### Records shown
■ ■ ■

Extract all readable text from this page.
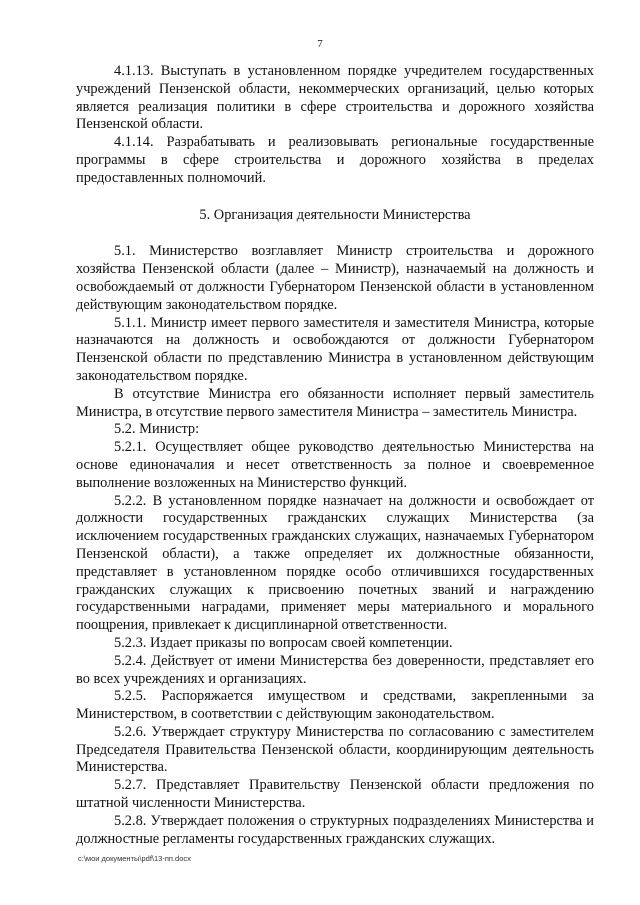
7

4.1.13. Выступать в установленном порядке учредителем государственных учреждений Пензенской области, некоммерческих организаций, целью которых является реализация политики в сфере строительства и дорожного хозяйства Пензенской области.

4.1.14. Разрабатывать и реализовывать региональные государственные программы в сфере строительства и дорожного хозяйства в пределах предоставленных полномочий.

5. Организация деятельности Министерства

5.1. Министерство возглавляет Министр строительства и дорожного хозяйства Пензенской области (далее – Министр), назначаемый на должность и освобождаемый от должности Губернатором Пензенской области в установленном действующим законодательством порядке.

5.1.1. Министр имеет первого заместителя и заместителя Министра, которые назначаются на должность и освобождаются от должности Губернатором Пензенской области по представлению Министра в установленном действующим законодательством порядке.

В отсутствие Министра его обязанности исполняет первый заместитель Министра, в отсутствие первого заместителя Министра – заместитель Министра.

5.2. Министр:

5.2.1. Осуществляет общее руководство деятельностью Министерства на основе единоначалия и несет ответственность за полное и своевременное выполнение возложенных на Министерство функций.

5.2.2. В установленном порядке назначает на должности и освобождает от должности государственных гражданских служащих Министерства (за исключением государственных гражданских служащих, назначаемых Губернатором Пензенской области), а также определяет их должностные обязанности, представляет в установленном порядке особо отличившихся государственных гражданских служащих к присвоению почетных званий и награждению государственными наградами, применяет меры материального и морального поощрения, привлекает к дисциплинарной ответственности.

5.2.3. Издает приказы по вопросам своей компетенции.

5.2.4. Действует от имени Министерства без доверенности, представляет его во всех учреждениях и организациях.

5.2.5. Распоряжается имуществом и средствами, закрепленными за Министерством, в соответствии с действующим законодательством.

5.2.6. Утверждает структуру Министерства по согласованию с заместителем Председателя Правительства Пензенской области, координирующим деятельность Министерства.

5.2.7. Представляет Правительству Пензенской области предложения по штатной численности Министерства.

5.2.8. Утверждает положения о структурных подразделениях Министерства и должностные регламенты государственных гражданских служащих.

c:\мои документы\pdf\13-пп.docx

■ ■ ■

### Challenge
Transcribe the material as is, with images omitted.

### Complete output
Extract all readable text from this page.
7

4.1.13. Выступать в установленном порядке учредителем государственных учреждений Пензенской области, некоммерческих организаций, целью которых является реализация политики в сфере строительства и дорожного хозяйства Пензенской области.

4.1.14. Разрабатывать и реализовывать региональные государственные программы в сфере строительства и дорожного хозяйства в пределах предоставленных полномочий.

5. Организация деятельности Министерства

5.1. Министерство возглавляет Министр строительства и дорожного хозяйства Пензенской области (далее – Министр), назначаемый на должность и освобождаемый от должности Губернатором Пензенской области в установленном действующим законодательством порядке.

5.1.1. Министр имеет первого заместителя и заместителя Министра, которые назначаются на должность и освобождаются от должности Губернатором Пензенской области по представлению Министра в установленном действующим законодательством порядке.

В отсутствие Министра его обязанности исполняет первый заместитель Министра, в отсутствие первого заместителя Министра – заместитель Министра.

5.2. Министр:

5.2.1. Осуществляет общее руководство деятельностью Министерства на основе единоначалия и несет ответственность за полное и своевременное выполнение возложенных на Министерство функций.

5.2.2. В установленном порядке назначает на должности и освобождает от должности государственных гражданских служащих Министерства (за исключением государственных гражданских служащих, назначаемых Губернатором Пензенской области), а также определяет их должностные обязанности, представляет в установленном порядке особо отличившихся государственных гражданских служащих к присвоению почетных званий и награждению государственными наградами, применяет меры материального и морального поощрения, привлекает к дисциплинарной ответственности.

5.2.3. Издает приказы по вопросам своей компетенции.

5.2.4. Действует от имени Министерства без доверенности, представляет его во всех учреждениях и организациях.

5.2.5. Распоряжается имуществом и средствами, закрепленными за Министерством, в соответствии с действующим законодательством.

5.2.6. Утверждает структуру Министерства по согласованию с заместителем Председателя Правительства Пензенской области, координирующим деятельность Министерства.

5.2.7. Представляет Правительству Пензенской области предложения по штатной численности Министерства.

5.2.8. Утверждает положения о структурных подразделениях Министерства и должностные регламенты государственных гражданских служащих.

c:\мои документы\pdf\13-пп.docx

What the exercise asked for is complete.